>> Begin
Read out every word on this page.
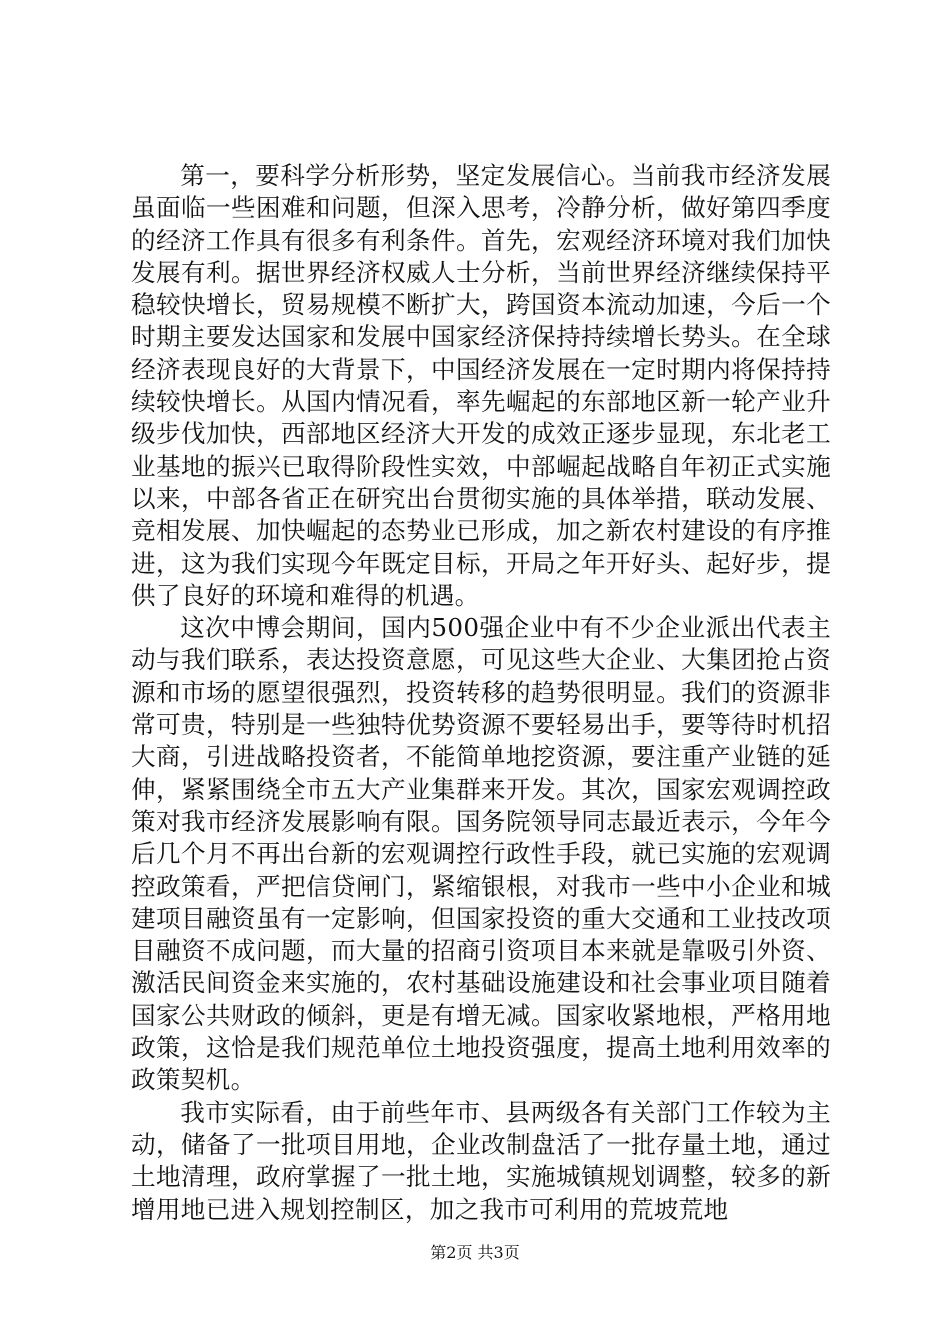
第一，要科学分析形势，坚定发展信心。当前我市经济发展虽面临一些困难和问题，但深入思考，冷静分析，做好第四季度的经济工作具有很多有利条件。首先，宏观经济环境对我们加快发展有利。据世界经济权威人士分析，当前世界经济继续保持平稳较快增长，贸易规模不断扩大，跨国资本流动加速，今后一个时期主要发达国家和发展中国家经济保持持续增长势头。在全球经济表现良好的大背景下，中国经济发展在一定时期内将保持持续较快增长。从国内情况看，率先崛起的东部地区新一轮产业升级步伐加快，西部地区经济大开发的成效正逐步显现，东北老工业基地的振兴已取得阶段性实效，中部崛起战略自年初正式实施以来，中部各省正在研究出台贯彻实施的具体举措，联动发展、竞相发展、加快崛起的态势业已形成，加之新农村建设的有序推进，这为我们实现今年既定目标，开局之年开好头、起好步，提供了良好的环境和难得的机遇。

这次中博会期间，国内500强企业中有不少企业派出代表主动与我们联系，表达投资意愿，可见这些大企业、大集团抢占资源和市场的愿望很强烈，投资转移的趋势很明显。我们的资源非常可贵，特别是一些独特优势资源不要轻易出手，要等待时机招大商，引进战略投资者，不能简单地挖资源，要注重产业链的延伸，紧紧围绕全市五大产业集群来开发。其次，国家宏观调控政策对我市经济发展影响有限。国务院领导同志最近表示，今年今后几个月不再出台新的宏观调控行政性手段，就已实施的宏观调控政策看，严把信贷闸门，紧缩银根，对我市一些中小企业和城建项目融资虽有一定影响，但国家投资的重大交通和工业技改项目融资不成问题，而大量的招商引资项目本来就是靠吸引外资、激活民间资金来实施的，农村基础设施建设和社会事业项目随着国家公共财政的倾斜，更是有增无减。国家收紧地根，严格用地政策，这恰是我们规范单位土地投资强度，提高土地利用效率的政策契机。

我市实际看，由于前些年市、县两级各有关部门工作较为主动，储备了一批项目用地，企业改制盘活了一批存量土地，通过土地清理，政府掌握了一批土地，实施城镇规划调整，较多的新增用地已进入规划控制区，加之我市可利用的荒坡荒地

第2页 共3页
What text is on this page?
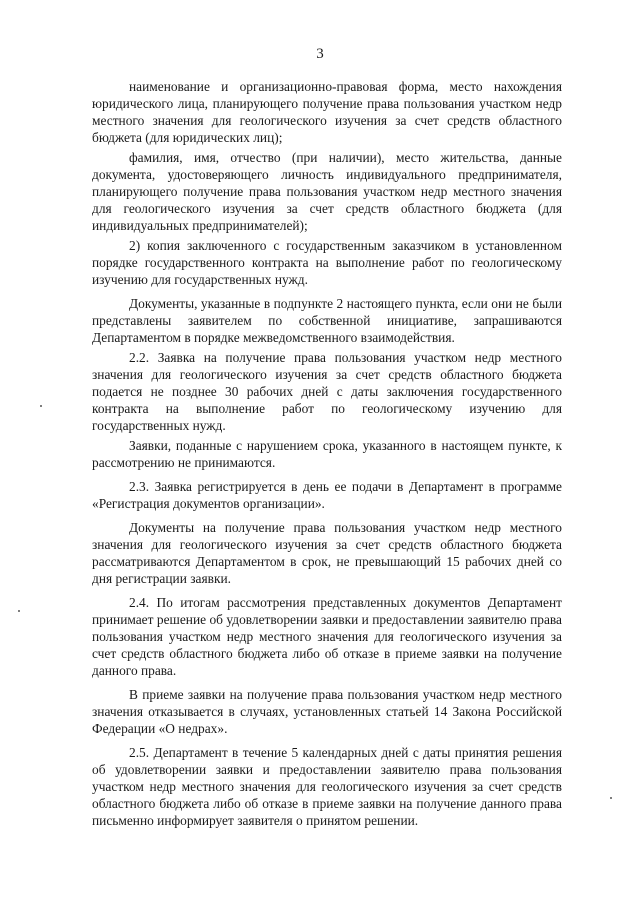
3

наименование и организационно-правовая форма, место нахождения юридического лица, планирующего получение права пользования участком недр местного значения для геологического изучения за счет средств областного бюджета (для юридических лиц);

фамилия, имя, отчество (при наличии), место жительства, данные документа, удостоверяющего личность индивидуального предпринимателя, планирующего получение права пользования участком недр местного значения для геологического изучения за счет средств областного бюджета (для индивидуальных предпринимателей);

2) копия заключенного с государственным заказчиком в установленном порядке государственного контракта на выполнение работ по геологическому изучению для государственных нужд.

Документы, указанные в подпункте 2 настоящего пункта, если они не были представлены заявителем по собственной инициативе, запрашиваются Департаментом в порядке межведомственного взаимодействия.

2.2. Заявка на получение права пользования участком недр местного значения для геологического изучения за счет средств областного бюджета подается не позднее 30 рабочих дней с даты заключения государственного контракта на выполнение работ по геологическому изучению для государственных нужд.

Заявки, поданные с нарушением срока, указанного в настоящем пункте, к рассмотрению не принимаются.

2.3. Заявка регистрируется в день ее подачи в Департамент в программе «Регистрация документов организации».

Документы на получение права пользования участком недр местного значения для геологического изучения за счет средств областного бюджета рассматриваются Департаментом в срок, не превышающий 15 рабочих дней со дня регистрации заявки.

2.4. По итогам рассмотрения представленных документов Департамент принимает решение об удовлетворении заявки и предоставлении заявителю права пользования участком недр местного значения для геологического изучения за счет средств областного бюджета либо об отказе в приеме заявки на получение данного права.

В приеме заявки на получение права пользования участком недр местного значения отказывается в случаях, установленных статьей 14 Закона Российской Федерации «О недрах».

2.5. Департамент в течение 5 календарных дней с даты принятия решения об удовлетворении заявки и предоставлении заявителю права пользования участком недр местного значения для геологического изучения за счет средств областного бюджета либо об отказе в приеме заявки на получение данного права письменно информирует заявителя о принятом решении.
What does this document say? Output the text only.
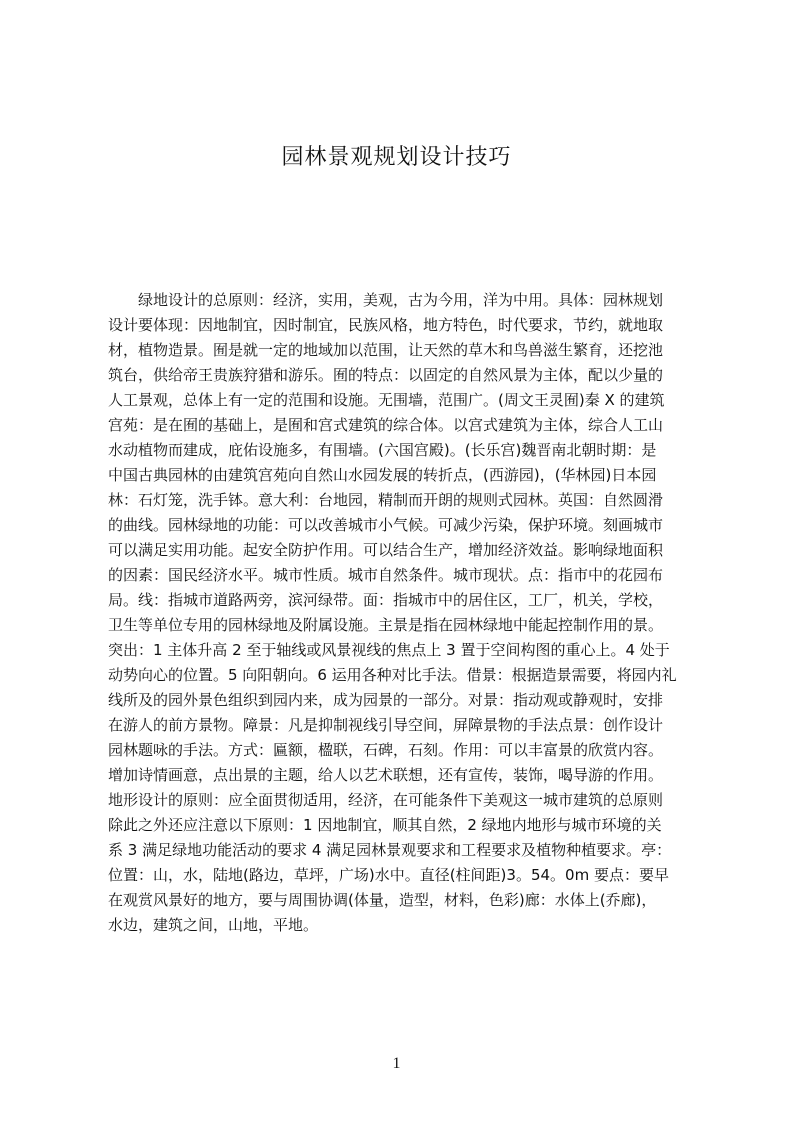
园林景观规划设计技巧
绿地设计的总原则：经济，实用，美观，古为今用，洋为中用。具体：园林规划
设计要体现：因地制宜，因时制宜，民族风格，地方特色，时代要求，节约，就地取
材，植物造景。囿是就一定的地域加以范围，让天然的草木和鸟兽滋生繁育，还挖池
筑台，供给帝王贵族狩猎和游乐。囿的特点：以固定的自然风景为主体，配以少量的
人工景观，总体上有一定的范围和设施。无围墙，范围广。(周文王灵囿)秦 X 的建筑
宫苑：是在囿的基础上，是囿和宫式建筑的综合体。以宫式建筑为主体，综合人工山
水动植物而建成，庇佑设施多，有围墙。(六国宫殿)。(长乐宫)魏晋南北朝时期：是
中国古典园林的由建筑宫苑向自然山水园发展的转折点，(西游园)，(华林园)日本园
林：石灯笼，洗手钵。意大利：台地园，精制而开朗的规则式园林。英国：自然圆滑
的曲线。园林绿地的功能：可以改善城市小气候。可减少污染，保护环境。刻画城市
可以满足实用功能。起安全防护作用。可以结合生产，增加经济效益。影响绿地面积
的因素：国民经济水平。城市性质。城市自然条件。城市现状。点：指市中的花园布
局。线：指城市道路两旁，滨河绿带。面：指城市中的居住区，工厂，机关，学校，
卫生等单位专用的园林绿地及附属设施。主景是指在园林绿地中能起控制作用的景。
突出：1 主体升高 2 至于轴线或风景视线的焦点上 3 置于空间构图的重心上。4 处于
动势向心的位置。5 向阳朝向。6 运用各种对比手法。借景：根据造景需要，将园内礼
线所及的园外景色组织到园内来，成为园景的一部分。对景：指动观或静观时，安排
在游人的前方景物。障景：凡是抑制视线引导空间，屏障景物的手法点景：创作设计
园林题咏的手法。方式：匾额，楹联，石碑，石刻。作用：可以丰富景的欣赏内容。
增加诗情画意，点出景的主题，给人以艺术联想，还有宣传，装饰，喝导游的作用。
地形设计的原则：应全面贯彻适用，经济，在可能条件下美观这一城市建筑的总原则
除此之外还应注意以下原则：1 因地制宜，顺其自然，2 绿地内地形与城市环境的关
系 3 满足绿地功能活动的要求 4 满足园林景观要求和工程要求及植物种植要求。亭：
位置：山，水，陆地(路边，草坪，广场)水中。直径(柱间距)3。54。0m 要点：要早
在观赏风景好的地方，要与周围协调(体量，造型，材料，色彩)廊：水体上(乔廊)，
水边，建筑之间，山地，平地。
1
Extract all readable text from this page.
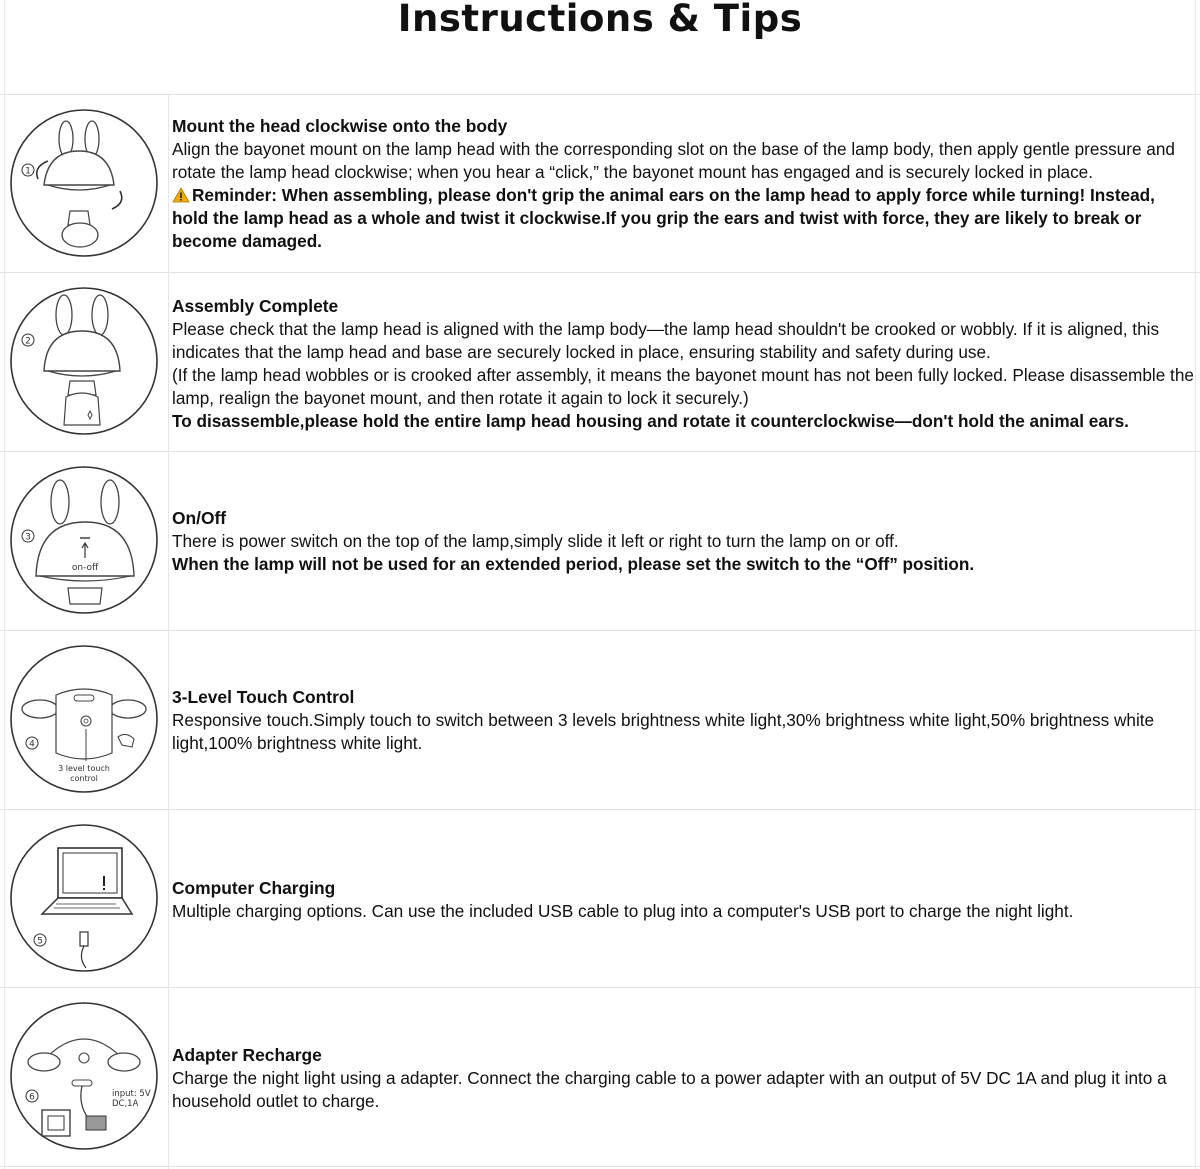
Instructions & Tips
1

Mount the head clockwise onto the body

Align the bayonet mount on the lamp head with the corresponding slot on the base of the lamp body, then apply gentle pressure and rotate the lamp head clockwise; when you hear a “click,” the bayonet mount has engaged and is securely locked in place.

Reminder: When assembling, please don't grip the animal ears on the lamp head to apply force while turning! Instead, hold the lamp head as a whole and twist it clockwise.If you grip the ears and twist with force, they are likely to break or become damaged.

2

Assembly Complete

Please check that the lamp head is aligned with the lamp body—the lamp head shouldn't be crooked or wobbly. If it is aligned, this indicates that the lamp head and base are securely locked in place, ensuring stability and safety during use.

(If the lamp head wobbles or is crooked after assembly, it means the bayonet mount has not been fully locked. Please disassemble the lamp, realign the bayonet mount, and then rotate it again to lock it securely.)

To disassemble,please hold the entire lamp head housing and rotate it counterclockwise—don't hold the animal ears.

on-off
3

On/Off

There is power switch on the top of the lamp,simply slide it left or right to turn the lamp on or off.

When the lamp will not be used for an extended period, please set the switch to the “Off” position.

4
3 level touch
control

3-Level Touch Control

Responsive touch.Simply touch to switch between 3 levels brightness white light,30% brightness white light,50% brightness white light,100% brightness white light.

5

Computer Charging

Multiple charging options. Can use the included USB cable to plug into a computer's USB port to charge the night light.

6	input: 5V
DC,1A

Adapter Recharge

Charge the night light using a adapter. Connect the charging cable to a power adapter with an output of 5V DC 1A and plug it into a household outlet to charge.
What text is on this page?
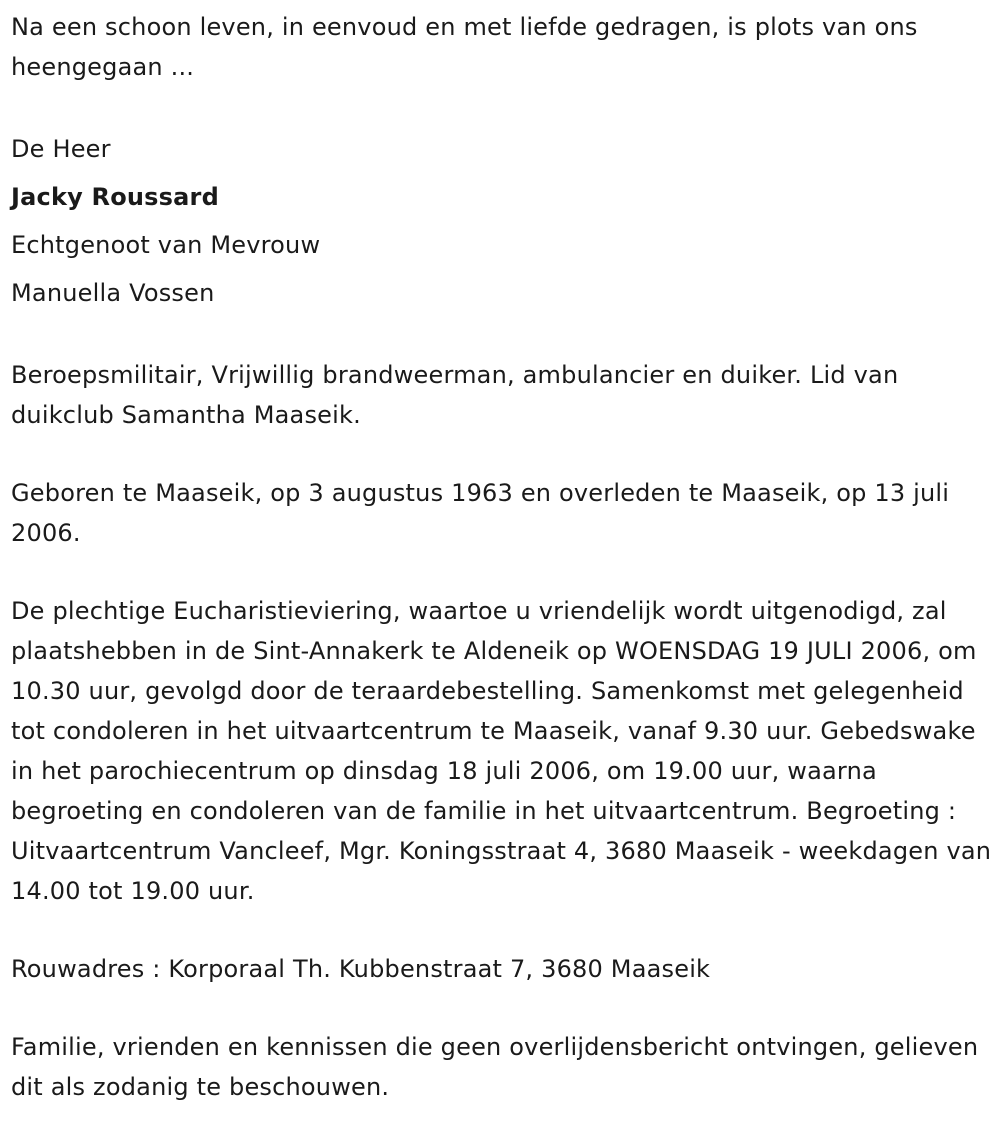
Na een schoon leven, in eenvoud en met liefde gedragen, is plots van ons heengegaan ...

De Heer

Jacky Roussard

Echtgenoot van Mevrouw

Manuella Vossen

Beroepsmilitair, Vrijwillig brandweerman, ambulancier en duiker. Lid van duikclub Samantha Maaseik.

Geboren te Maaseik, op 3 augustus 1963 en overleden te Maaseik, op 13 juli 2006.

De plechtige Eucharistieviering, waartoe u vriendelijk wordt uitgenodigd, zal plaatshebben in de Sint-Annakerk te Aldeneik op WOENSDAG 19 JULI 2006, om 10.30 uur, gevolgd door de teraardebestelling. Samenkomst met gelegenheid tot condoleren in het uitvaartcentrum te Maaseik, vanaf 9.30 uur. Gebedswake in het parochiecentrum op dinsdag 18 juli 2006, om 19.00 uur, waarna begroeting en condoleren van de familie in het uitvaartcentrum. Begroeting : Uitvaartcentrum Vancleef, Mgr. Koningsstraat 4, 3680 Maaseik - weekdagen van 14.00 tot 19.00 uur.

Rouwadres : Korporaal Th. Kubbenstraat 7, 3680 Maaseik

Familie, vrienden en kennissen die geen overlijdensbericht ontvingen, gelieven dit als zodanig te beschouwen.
>> End
The task> Return every line holding the word "place" from the records.

Task answer>
Align the bayonet mount on the lamp head with the corresponding slot on the base of the lamp body, then apply gentle pressure and rotate the lamp head clockwise; when you hear a “click,” the bayonet mount has engaged and is securely locked in place.
Please check that the lamp head is aligned with the lamp body—the lamp head shouldn't be crooked or wobbly. If it is aligned, this indicates that the lamp head and base are securely locked in place, ensuring stability and safety during use.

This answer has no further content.